▸ **To do**: Images must not appear in your copy; reproduce every other part of the records exactly.

[Extracted records]
»»

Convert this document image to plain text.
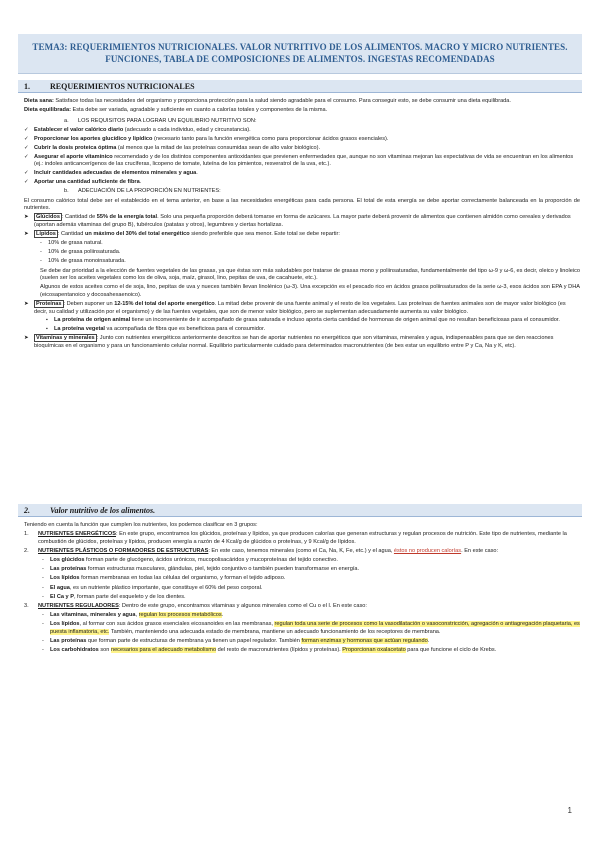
TEMA3: REQUERIMIENTOS NUTRICIONALES. VALOR NUTRITIVO DE LOS ALIMENTOS. MACRO Y MICRO NUTRIENTES.
FUNCIONES, TABLA DE COMPOSICIONES DE ALIMENTOS. INGESTAS RECOMENDADAS
1.	REQUERIMIENTOS NUTRICIONALES

Dieta sana: Satisface todas las necesidades del organismo y proporciona protección para la salud siendo agradable para el consumo. Para conseguir esto, se debe consumir una dieta equilibrada.

Dieta equilibrada: Esta debe ser variada, agradable y suficiente en cuanto a calorías totales y componentes de la misma.

a. LOS REQUISITOS PARA LOGRAR UN EQUILIBRIO NUTRITIVO SON:
✓ Establecer el valor calórico diario (adecuado a cada individuo, edad y circunstancia).
✓ Proporcionar los aportes glucídico y lipídico (necesario tanto para la función energética como para proporcionar ácidos grasos esenciales).
✓ Cubrir la dosis proteica óptima (al menos que la mitad de las proteínas consumidas sean de alto valor biológico).
✓ Asegurar el aporte vitamínico recomendado y de los distintos componentes antioxidantes que previenen enfermedades que, aunque no son vitaminas mejoran las expectativas de vida se encuentran en los alimentos (ej.: indoles anticancerígenos de las crucíferas, licopeno de tomate, luteína de los pimientos, resveratrol de la uva, etc.).
✓ Incluir cantidades adecuadas de elementos minerales y agua.
✓ Aportar una cantidad suficiente de fibra.
b. ADECUACIÓN DE LA PROPORCIÓN EN NUTRIENTES:

El consumo calórico total debe ser el establecido en el tema anterior, en base a las necesidades energéticas para cada persona. El total de esta energía se debe aportar correctamente balanceada en la proporción de nutrientes.

➤ Glúcidos : Cantidad de 55% de la energía total. Solo una pequeña proporción deberá tomarse en forma de azúcares. La mayor parte deberá provenir de alimentos que contienen almidón como cereales y derivados (aportan además vitaminas del grupo B), tubérculos (patatas y otros), legumbres y ciertas hortalizas.
➤ Lípidos : Cantidad un máximo del 30% del total energético siendo preferible que sea menor. Este total se debe repartir:
- 10% de grasa natural.
- 10% de grasa poliinsaturada.
- 10% de grasa monoinsaturada.

Se debe dar prioridad a la elección de fuentes vegetales de las grasas, ya que éstas son más saludables por tratarse de grasas mono y poliinsaturadas, fundamentalmente del tipo ω-9 y ω-6, es decir, oleico y linoleico (suelen ser los aceites vegetales como los de oliva, soja, maíz, girasol, lino, pepitas de uva, de cacahuete, etc.).

Algunos de estos aceites como el de soja, lino, pepitas de uva y nueces también llevan linolénico (ω-3). Una excepción es el pescado rico en ácidos grasos poliinsaturados de la serie ω-3, esos ácidos son EPA y DHA (eicosapentanoico y docosahexaenoico).

➤ Proteínas : Deben suponer un 12-15% del total del aporte energético. La mitad debe provenir de una fuente animal y el resto de los vegetales. Las proteínas de fuentes animales son de mayor valor biológico (es decir, su calidad y utilización por el organismo) y de las fuentes vegetales, que son de menor valor biológico, pero se suplementan adecuadamente aumenta su valor biológico.
▪ La proteína de origen animal tiene un inconveniente de ir acompañado de grasa saturada e incluso aporta cierta cantidad de hormonas de origen animal que no resultan beneficiosas para el consumidor.
▪ La proteína vegetal va acompañada de fibra que es beneficiosa para el consumidor.
➤ Vitaminas y minerales : Junto con nutrientes energéticos anteriormente descritos se han de aportar nutrientes no energéticos que son vitaminas, minerales y agua, indispensables para que se den reacciones bioquímicas en el organismo y para un funcionamiento celular normal. Equilibrio particularmente cuidado para determinados macronutrientes (de bes estar un equilibrio entre P y Ca, Na y K, etc).
2.	Valor nutritivo de los alimentos.

Teniendo en cuenta la función que cumplen los nutrientes, los podemos clasificar en 3 grupos:

1. NUTRIENTES ENERGÉTICOS: En este grupo, encontramos los glúcidos, proteínas y lípidos, ya que producen calorías que generan estructuras y regulan procesos de nutrición. Este tipo de nutrientes, mediante la combustión de glúcidos, proteínas y lípidos, producen energía a razón de 4 Kcal/g de glúcidos o proteínas, y 9 Kcal/g de lípidos.
2. NUTRIENTES PLÁSTICOS O FORMADORES DE ESTRUCTURAS: En este caso, tenemos minerales (como el Ca, Na, K, Fe, etc.) y el agua, éstos no producen calorías. En este caso:
- Los glúcidos forman parte de glucógeno, ácidos urónicos, mucopolisacáridos y mucoproteínas del tejido conectivo.
- Las proteínas forman estructuras musculares, glándulas, piel, tejido conjuntivo o también pueden transformarse en energía.
- Los lípidos forman membranas en todas las células del organismo, y forman el tejido adiposo.
- El agua, es un nutriente plástico importante, que constituye el 60% del peso corporal.
- El Ca y P, forman parte del esqueleto y de los dientes.
3. NUTRIENTES REGULADORES: Dentro de este grupo, encontramos vitaminas y algunos minerales como el Cu o el I. En este caso:
- Las vitaminas, minerales y agua, regulan los procesos metabólicos.
- Los lípidos, al formar con sus ácidos grasos esenciales eicosanoides en las membranas, regulan toda una serie de procesos como la vasodilatación o vasoconstricción, agregación o antiagregación plaquetaria, es puesta inflamatoria, etc. También, manteniendo una adecuada estado de membrana, mantiene un adecuado funcionamiento de los receptores de membrana.
- Las proteínas que forman parte de estructuras de membrana ya tienen un papel regulador. También forman enzimas y hormonas que actúan regulando.
- Los carbohidratos son necesarios para el adecuado metabolismo del resto de macronutrientes (lípidos y proteínas). Proporcionan oxalacetato para que funcione el ciclo de Krebs.
1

««

▸ **Exercise result**:
Convert this document image to plain text.
TEMA3: REQUERIMIENTOS NUTRICIONALES. VALOR NUTRITIVO DE LOS ALIMENTOS. MACRO Y MICRO NUTRIENTES.
FUNCIONES, TABLA DE COMPOSICIONES DE ALIMENTOS. INGESTAS RECOMENDADAS
1.	REQUERIMIENTOS NUTRICIONALES

Dieta sana: Satisface todas las necesidades del organismo y proporciona protección para la salud siendo agradable para el consumo. Para conseguir esto, se debe consumir una dieta equilibrada.

Dieta equilibrada: Esta debe ser variada, agradable y suficiente en cuanto a calorías totales y componentes de la misma.

a. LOS REQUISITOS PARA LOGRAR UN EQUILIBRIO NUTRITIVO SON:
✓ Establecer el valor calórico diario (adecuado a cada individuo, edad y circunstancia).
✓ Proporcionar los aportes glucídico y lipídico (necesario tanto para la función energética como para proporcionar ácidos grasos esenciales).
✓ Cubrir la dosis proteica óptima (al menos que la mitad de las proteínas consumidas sean de alto valor biológico).
✓ Asegurar el aporte vitamínico recomendado y de los distintos componentes antioxidantes que previenen enfermedades que, aunque no son vitaminas mejoran las expectativas de vida se encuentran en los alimentos (ej.: indoles anticancerígenos de las crucíferas, licopeno de tomate, luteína de los pimientos, resveratrol de la uva, etc.).
✓ Incluir cantidades adecuadas de elementos minerales y agua.
✓ Aportar una cantidad suficiente de fibra.
b. ADECUACIÓN DE LA PROPORCIÓN EN NUTRIENTES:

El consumo calórico total debe ser el establecido en el tema anterior, en base a las necesidades energéticas para cada persona. El total de esta energía se debe aportar correctamente balanceada en la proporción de nutrientes.

➤ Glúcidos : Cantidad de 55% de la energía total. Solo una pequeña proporción deberá tomarse en forma de azúcares. La mayor parte deberá provenir de alimentos que contienen almidón como cereales y derivados (aportan además vitaminas del grupo B), tubérculos (patatas y otros), legumbres y ciertas hortalizas.
➤ Lípidos : Cantidad un máximo del 30% del total energético siendo preferible que sea menor. Este total se debe repartir:
- 10% de grasa natural.
- 10% de grasa poliinsaturada.
- 10% de grasa monoinsaturada.

Se debe dar prioridad a la elección de fuentes vegetales de las grasas, ya que éstas son más saludables por tratarse de grasas mono y poliinsaturadas, fundamentalmente del tipo ω-9 y ω-6, es decir, oleico y linoleico (suelen ser los aceites vegetales como los de oliva, soja, maíz, girasol, lino, pepitas de uva, de cacahuete, etc.).

Algunos de estos aceites como el de soja, lino, pepitas de uva y nueces también llevan linolénico (ω-3). Una excepción es el pescado rico en ácidos grasos poliinsaturados de la serie ω-3, esos ácidos son EPA y DHA (eicosapentanoico y docosahexaenoico).

➤ Proteínas : Deben suponer un 12-15% del total del aporte energético. La mitad debe provenir de una fuente animal y el resto de los vegetales. Las proteínas de fuentes animales son de mayor valor biológico (es decir, su calidad y utilización por el organismo) y de las fuentes vegetales, que son de menor valor biológico, pero se suplementan adecuadamente aumenta su valor biológico.
▪ La proteína de origen animal tiene un inconveniente de ir acompañado de grasa saturada e incluso aporta cierta cantidad de hormonas de origen animal que no resultan beneficiosas para el consumidor.
▪ La proteína vegetal va acompañada de fibra que es beneficiosa para el consumidor.
➤ Vitaminas y minerales : Junto con nutrientes energéticos anteriormente descritos se han de aportar nutrientes no energéticos que son vitaminas, minerales y agua, indispensables para que se den reacciones bioquímicas en el organismo y para un funcionamiento celular normal. Equilibrio particularmente cuidado para determinados macronutrientes (de bes estar un equilibrio entre P y Ca, Na y K, etc).
2.	Valor nutritivo de los alimentos.

Teniendo en cuenta la función que cumplen los nutrientes, los podemos clasificar en 3 grupos:

1. NUTRIENTES ENERGÉTICOS: En este grupo, encontramos los glúcidos, proteínas y lípidos, ya que producen calorías que generan estructuras y regulan procesos de nutrición. Este tipo de nutrientes, mediante la combustión de glúcidos, proteínas y lípidos, producen energía a razón de 4 Kcal/g de glúcidos o proteínas, y 9 Kcal/g de lípidos.
2. NUTRIENTES PLÁSTICOS O FORMADORES DE ESTRUCTURAS: En este caso, tenemos minerales (como el Ca, Na, K, Fe, etc.) y el agua, éstos no producen calorías. En este caso:
- Los glúcidos forman parte de glucógeno, ácidos urónicos, mucopolisacáridos y mucoproteínas del tejido conectivo.
- Las proteínas forman estructuras musculares, glándulas, piel, tejido conjuntivo o también pueden transformarse en energía.
- Los lípidos forman membranas en todas las células del organismo, y forman el tejido adiposo.
- El agua, es un nutriente plástico importante, que constituye el 60% del peso corporal.
- El Ca y P, forman parte del esqueleto y de los dientes.
3. NUTRIENTES REGULADORES: Dentro de este grupo, encontramos vitaminas y algunos minerales como el Cu o el I. En este caso:
- Las vitaminas, minerales y agua, regulan los procesos metabólicos.
- Los lípidos, al formar con sus ácidos grasos esenciales eicosanoides en las membranas, regulan toda una serie de procesos como la vasodilatación o vasoconstricción, agregación o antiagregación plaquetaria, es puesta inflamatoria, etc. También, manteniendo una adecuada estado de membrana, mantiene un adecuado funcionamiento de los receptores de membrana.
- Las proteínas que forman parte de estructuras de membrana ya tienen un papel regulador. También forman enzimas y hormonas que actúan regulando.
- Los carbohidratos son necesarios para el adecuado metabolismo del resto de macronutrientes (lípidos y proteínas). Proporcionan oxalacetato para que funcione el ciclo de Krebs.
1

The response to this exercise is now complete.